»»

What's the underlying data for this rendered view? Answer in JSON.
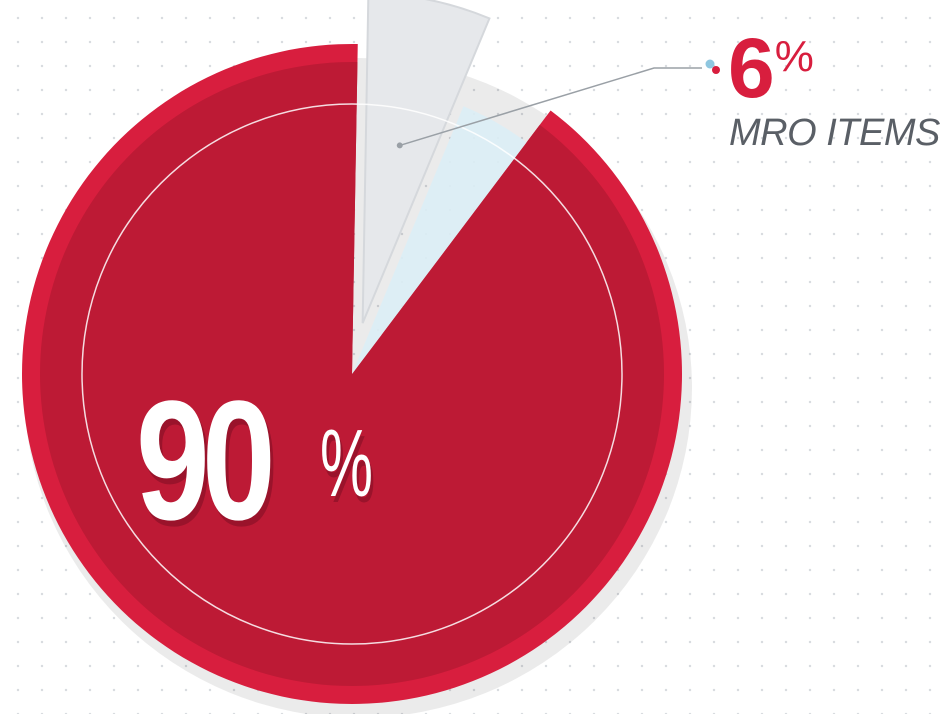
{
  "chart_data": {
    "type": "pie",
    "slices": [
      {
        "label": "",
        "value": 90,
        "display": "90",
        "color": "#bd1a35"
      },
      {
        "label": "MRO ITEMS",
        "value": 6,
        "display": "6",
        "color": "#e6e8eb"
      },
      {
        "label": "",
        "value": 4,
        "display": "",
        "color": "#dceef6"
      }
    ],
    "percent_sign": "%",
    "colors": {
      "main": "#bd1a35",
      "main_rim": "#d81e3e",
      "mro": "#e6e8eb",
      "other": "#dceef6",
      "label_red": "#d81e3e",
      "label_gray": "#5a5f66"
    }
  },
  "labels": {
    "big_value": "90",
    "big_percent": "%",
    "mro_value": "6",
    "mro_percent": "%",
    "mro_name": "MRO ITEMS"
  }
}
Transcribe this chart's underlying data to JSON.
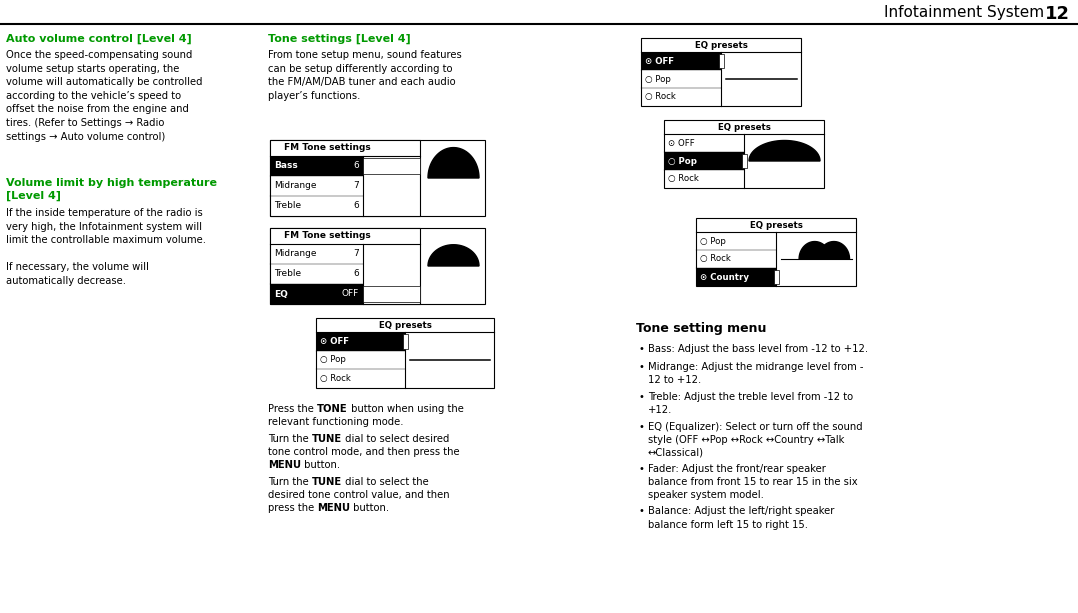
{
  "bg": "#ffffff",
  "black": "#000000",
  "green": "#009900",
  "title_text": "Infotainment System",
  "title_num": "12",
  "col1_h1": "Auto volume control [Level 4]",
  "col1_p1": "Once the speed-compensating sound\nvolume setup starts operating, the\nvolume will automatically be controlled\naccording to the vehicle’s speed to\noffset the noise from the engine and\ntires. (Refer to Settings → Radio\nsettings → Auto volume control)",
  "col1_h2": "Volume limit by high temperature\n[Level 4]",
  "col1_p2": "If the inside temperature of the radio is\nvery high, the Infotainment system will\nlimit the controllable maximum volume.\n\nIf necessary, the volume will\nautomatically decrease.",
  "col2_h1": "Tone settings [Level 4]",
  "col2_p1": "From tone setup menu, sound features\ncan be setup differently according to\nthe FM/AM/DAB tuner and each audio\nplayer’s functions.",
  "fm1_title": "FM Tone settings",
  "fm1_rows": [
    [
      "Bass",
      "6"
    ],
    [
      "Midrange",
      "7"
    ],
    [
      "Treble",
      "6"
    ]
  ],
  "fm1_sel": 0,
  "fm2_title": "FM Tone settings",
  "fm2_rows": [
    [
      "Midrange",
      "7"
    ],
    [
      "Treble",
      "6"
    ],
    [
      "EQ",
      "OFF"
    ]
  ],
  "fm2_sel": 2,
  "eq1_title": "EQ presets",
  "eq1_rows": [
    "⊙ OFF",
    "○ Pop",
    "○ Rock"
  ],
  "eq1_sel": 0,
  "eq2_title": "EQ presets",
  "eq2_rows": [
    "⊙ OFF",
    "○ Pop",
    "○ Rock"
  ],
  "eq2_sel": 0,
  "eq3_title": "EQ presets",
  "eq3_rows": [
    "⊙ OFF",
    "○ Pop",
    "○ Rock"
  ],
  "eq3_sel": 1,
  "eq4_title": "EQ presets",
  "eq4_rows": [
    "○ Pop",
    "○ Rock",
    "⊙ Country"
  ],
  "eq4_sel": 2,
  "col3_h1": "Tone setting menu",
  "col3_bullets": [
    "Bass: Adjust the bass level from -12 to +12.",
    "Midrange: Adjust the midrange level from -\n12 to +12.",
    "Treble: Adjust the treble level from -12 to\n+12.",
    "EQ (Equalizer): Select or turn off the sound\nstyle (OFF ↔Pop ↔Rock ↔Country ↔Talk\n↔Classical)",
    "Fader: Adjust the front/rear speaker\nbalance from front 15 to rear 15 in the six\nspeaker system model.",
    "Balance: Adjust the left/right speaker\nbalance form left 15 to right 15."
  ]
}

««

[Problem to solve] Reproduce the material above in full and without alteration, but skip all pictures.

[Exercise answer]
What's the underlying data for this rendered view? Answer in JSON.
{
  "chart_data": {
    "type": "pie",
    "slices": [
      {
        "label": "",
        "value": 90,
        "display": "90",
        "color": "#bd1a35"
      },
      {
        "label": "MRO ITEMS",
        "value": 6,
        "display": "6",
        "color": "#e6e8eb"
      },
      {
        "label": "",
        "value": 4,
        "display": "",
        "color": "#dceef6"
      }
    ],
    "percent_sign": "%",
    "colors": {
      "main": "#bd1a35",
      "main_rim": "#d81e3e",
      "mro": "#e6e8eb",
      "other": "#dceef6",
      "label_red": "#d81e3e",
      "label_gray": "#5a5f66"
    }
  },
  "labels": {
    "big_value": "90",
    "big_percent": "%",
    "mro_value": "6",
    "mro_percent": "%",
    "mro_name": "MRO ITEMS"
  }
}
Transcribe this chart's underlying data to JSON.
{
  "bg": "#ffffff",
  "black": "#000000",
  "green": "#009900",
  "title_text": "Infotainment System",
  "title_num": "12",
  "col1_h1": "Auto volume control [Level 4]",
  "col1_p1": "Once the speed-compensating sound\nvolume setup starts operating, the\nvolume will automatically be controlled\naccording to the vehicle’s speed to\noffset the noise from the engine and\ntires. (Refer to Settings → Radio\nsettings → Auto volume control)",
  "col1_h2": "Volume limit by high temperature\n[Level 4]",
  "col1_p2": "If the inside temperature of the radio is\nvery high, the Infotainment system will\nlimit the controllable maximum volume.\n\nIf necessary, the volume will\nautomatically decrease.",
  "col2_h1": "Tone settings [Level 4]",
  "col2_p1": "From tone setup menu, sound features\ncan be setup differently according to\nthe FM/AM/DAB tuner and each audio\nplayer’s functions.",
  "fm1_title": "FM Tone settings",
  "fm1_rows": [
    [
      "Bass",
      "6"
    ],
    [
      "Midrange",
      "7"
    ],
    [
      "Treble",
      "6"
    ]
  ],
  "fm1_sel": 0,
  "fm2_title": "FM Tone settings",
  "fm2_rows": [
    [
      "Midrange",
      "7"
    ],
    [
      "Treble",
      "6"
    ],
    [
      "EQ",
      "OFF"
    ]
  ],
  "fm2_sel": 2,
  "eq1_title": "EQ presets",
  "eq1_rows": [
    "⊙ OFF",
    "○ Pop",
    "○ Rock"
  ],
  "eq1_sel": 0,
  "eq2_title": "EQ presets",
  "eq2_rows": [
    "⊙ OFF",
    "○ Pop",
    "○ Rock"
  ],
  "eq2_sel": 0,
  "eq3_title": "EQ presets",
  "eq3_rows": [
    "⊙ OFF",
    "○ Pop",
    "○ Rock"
  ],
  "eq3_sel": 1,
  "eq4_title": "EQ presets",
  "eq4_rows": [
    "○ Pop",
    "○ Rock",
    "⊙ Country"
  ],
  "eq4_sel": 2,
  "col3_h1": "Tone setting menu",
  "col3_bullets": [
    "Bass: Adjust the bass level from -12 to +12.",
    "Midrange: Adjust the midrange level from -\n12 to +12.",
    "Treble: Adjust the treble level from -12 to\n+12.",
    "EQ (Equalizer): Select or turn off the sound\nstyle (OFF ↔Pop ↔Rock ↔Country ↔Talk\n↔Classical)",
    "Fader: Adjust the front/rear speaker\nbalance from front 15 to rear 15 in the six\nspeaker system model.",
    "Balance: Adjust the left/right speaker\nbalance form left 15 to right 15."
  ]
}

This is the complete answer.